[Dataset entries]
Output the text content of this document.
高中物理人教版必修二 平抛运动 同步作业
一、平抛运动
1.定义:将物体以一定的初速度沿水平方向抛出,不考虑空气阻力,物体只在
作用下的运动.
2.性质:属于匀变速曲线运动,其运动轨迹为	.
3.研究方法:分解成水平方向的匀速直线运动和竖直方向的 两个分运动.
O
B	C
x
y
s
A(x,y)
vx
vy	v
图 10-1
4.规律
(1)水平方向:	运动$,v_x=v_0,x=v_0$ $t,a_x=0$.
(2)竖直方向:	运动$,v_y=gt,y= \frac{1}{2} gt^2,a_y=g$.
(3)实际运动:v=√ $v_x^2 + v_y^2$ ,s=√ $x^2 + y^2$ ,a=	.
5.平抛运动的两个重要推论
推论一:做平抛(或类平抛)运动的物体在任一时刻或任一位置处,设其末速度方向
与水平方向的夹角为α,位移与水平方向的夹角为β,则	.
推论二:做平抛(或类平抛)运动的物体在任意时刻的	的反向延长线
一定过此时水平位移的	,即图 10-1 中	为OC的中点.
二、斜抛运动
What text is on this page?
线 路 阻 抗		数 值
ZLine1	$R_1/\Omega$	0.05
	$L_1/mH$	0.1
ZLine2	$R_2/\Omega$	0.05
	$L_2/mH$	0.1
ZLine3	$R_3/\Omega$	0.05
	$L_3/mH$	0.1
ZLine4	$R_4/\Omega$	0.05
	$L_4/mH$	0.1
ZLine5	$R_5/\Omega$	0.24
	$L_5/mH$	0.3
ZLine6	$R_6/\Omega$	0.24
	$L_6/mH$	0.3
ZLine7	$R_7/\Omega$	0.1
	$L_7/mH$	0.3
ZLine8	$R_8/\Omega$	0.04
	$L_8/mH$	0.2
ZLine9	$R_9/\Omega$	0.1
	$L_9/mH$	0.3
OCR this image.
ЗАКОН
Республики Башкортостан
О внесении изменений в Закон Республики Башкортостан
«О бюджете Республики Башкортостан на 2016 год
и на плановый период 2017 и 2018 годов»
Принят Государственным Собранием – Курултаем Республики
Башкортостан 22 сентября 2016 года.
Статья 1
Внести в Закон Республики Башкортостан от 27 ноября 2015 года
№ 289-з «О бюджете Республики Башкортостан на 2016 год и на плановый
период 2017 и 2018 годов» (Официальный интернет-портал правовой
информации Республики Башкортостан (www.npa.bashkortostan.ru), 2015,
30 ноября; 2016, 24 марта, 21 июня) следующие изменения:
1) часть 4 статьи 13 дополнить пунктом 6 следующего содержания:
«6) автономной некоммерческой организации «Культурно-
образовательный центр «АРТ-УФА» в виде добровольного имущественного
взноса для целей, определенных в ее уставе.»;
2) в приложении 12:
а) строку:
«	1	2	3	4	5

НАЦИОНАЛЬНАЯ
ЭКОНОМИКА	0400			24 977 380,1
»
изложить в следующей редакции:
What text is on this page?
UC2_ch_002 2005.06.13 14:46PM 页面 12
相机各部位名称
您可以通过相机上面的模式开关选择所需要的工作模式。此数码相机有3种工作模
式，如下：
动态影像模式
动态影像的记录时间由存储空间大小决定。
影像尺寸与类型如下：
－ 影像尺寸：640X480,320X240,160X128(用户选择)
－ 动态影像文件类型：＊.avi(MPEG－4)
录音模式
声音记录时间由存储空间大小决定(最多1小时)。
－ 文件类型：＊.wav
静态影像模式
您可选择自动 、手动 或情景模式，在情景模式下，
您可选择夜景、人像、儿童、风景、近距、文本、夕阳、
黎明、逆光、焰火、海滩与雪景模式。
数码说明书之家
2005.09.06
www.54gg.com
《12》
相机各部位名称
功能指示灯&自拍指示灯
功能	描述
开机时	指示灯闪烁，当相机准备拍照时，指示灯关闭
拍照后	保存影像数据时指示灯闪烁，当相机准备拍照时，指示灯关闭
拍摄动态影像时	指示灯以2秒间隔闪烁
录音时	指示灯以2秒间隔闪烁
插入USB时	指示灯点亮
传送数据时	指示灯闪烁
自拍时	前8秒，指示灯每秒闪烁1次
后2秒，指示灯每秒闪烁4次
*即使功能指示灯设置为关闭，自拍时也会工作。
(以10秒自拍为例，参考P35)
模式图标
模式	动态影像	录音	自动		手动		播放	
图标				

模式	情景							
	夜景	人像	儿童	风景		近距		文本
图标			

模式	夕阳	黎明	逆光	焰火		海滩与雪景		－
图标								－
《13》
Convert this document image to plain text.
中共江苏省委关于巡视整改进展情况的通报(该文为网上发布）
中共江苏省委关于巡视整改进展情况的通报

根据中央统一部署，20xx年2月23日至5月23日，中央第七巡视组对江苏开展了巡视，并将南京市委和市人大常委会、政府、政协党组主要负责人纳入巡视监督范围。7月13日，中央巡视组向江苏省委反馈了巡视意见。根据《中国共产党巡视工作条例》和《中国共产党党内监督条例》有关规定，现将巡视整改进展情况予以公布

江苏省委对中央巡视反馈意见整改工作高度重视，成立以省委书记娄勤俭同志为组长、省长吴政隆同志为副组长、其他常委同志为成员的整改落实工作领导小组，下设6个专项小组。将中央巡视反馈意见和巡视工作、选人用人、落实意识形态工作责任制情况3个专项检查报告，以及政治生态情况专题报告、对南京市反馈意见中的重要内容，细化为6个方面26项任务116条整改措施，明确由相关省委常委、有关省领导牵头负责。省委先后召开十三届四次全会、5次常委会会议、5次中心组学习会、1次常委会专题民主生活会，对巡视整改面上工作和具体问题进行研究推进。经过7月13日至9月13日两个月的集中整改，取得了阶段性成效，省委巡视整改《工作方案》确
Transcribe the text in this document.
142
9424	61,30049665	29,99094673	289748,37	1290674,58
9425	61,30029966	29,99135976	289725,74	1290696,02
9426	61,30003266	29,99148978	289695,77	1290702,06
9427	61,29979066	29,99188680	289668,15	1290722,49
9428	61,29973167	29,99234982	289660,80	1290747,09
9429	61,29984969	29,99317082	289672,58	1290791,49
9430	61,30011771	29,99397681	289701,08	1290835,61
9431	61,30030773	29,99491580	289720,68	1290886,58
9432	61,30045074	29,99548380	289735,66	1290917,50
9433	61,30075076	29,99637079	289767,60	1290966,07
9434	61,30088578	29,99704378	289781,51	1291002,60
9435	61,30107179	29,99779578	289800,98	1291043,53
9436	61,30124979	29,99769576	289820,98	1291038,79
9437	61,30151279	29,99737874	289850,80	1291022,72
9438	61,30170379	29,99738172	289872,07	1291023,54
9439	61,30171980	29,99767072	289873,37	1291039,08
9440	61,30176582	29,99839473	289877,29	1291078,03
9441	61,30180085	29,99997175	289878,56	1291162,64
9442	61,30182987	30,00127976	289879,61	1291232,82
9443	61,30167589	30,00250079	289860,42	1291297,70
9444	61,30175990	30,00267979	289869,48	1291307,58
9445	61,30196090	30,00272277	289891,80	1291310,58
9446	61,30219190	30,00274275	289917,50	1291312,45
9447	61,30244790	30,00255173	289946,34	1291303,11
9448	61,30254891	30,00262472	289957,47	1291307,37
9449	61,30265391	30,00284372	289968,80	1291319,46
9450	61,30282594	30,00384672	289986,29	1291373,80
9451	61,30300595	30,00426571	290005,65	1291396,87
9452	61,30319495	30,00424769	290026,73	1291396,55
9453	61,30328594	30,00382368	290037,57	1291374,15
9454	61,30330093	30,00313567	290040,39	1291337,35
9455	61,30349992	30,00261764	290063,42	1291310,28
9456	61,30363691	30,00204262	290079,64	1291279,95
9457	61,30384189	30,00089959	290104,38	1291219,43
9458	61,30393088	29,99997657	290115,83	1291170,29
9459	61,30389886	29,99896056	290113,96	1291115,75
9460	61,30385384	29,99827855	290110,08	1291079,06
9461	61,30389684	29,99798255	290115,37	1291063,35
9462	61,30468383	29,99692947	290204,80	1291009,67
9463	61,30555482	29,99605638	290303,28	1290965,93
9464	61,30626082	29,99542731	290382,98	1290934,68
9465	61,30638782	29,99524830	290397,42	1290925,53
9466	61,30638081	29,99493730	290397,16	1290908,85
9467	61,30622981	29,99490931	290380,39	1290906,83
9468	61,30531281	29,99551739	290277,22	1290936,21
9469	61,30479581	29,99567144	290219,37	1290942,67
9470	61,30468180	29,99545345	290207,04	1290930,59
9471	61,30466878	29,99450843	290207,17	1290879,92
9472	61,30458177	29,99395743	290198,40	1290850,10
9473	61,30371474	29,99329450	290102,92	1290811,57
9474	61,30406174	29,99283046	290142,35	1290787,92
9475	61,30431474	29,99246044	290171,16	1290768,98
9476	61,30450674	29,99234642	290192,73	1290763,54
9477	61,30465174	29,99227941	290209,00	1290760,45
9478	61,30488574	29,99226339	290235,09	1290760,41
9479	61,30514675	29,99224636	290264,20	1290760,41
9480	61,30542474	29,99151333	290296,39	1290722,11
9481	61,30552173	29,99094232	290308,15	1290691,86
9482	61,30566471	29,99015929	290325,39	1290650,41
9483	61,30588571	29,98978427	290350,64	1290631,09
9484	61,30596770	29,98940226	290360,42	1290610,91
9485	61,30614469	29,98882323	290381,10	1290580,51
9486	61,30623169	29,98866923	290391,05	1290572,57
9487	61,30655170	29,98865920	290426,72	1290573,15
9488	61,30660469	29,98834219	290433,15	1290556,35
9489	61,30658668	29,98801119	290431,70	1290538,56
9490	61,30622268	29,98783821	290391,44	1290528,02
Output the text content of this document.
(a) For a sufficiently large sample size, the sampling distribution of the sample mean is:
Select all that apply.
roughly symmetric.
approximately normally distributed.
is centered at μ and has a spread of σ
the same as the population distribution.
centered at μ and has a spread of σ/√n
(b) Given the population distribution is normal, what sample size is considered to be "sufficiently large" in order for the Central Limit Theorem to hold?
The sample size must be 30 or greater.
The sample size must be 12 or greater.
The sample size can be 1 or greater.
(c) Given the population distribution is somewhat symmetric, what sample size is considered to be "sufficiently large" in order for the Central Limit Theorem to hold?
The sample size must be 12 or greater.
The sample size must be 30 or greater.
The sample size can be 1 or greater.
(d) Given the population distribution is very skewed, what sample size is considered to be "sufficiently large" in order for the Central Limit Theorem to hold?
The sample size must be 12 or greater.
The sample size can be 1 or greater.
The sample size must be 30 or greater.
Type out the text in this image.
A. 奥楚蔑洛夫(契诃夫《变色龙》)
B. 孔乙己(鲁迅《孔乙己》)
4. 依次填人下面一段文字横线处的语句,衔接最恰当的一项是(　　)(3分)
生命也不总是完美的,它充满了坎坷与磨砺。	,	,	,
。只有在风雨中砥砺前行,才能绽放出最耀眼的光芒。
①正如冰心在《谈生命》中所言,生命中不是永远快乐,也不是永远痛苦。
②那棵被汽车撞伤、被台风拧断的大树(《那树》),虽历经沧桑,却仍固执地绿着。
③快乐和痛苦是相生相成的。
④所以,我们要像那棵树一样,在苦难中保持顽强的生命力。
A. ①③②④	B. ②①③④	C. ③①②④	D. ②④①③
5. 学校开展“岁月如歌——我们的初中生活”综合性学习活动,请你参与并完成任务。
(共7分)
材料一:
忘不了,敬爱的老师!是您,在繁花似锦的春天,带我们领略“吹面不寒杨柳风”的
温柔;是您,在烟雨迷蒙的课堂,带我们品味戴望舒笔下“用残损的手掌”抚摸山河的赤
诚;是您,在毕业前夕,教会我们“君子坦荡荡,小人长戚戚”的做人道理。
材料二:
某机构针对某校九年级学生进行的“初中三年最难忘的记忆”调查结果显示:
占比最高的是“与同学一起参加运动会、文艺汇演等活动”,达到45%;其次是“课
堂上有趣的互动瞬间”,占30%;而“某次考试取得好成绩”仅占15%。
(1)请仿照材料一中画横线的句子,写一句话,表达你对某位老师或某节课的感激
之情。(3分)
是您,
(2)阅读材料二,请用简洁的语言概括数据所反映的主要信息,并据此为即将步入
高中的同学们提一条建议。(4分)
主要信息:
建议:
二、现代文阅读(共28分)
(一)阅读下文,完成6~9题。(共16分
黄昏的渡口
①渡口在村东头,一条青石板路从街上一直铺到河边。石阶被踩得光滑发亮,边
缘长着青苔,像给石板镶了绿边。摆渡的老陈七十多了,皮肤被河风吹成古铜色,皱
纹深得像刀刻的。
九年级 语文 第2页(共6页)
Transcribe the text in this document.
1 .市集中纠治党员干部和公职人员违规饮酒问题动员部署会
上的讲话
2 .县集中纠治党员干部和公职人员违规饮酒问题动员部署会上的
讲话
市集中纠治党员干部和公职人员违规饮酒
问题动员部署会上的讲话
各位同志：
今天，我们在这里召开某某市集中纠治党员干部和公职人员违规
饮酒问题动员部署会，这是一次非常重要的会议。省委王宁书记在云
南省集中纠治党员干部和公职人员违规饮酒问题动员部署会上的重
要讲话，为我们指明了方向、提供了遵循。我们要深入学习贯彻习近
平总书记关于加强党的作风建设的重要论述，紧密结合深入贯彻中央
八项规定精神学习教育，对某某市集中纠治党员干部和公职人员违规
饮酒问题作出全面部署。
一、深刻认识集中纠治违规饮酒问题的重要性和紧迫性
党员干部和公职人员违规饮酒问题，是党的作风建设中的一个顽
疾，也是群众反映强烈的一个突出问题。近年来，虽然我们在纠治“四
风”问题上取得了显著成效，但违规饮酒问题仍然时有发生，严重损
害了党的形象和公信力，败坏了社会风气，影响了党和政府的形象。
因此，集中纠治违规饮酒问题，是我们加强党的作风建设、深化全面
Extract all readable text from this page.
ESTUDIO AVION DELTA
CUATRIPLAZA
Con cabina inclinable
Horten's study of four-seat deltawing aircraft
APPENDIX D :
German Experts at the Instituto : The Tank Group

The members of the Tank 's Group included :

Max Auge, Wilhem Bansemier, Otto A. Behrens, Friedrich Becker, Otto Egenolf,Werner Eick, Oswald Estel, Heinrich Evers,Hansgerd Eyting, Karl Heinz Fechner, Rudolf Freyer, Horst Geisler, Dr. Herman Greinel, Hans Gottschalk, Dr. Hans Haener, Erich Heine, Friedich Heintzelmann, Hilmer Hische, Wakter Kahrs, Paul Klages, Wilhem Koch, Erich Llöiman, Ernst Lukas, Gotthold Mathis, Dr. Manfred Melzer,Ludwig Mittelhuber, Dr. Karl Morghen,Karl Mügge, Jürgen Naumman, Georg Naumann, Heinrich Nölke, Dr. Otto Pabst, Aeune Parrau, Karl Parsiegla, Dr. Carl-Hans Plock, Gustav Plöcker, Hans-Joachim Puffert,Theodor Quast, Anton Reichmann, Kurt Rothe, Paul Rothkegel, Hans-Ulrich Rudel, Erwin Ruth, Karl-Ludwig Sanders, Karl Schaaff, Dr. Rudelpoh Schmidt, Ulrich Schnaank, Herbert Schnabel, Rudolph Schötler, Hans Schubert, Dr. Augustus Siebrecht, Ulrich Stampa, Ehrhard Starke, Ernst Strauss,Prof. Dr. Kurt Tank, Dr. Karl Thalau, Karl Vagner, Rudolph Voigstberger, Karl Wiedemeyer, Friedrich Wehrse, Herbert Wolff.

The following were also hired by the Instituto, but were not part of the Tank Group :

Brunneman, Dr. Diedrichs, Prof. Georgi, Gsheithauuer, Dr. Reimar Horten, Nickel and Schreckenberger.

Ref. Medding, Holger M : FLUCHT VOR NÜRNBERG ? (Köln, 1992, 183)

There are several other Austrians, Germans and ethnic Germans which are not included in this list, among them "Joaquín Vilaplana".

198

**STATED PROBLEM**
From the records above, pull out each line that has "included".

**RESULT OF THIS TASK**
The members of the Tank 's Group included :
There are several other Austrians, Germans and ethnic Germans which are not included in this list, among them "Joaquín Vilaplana".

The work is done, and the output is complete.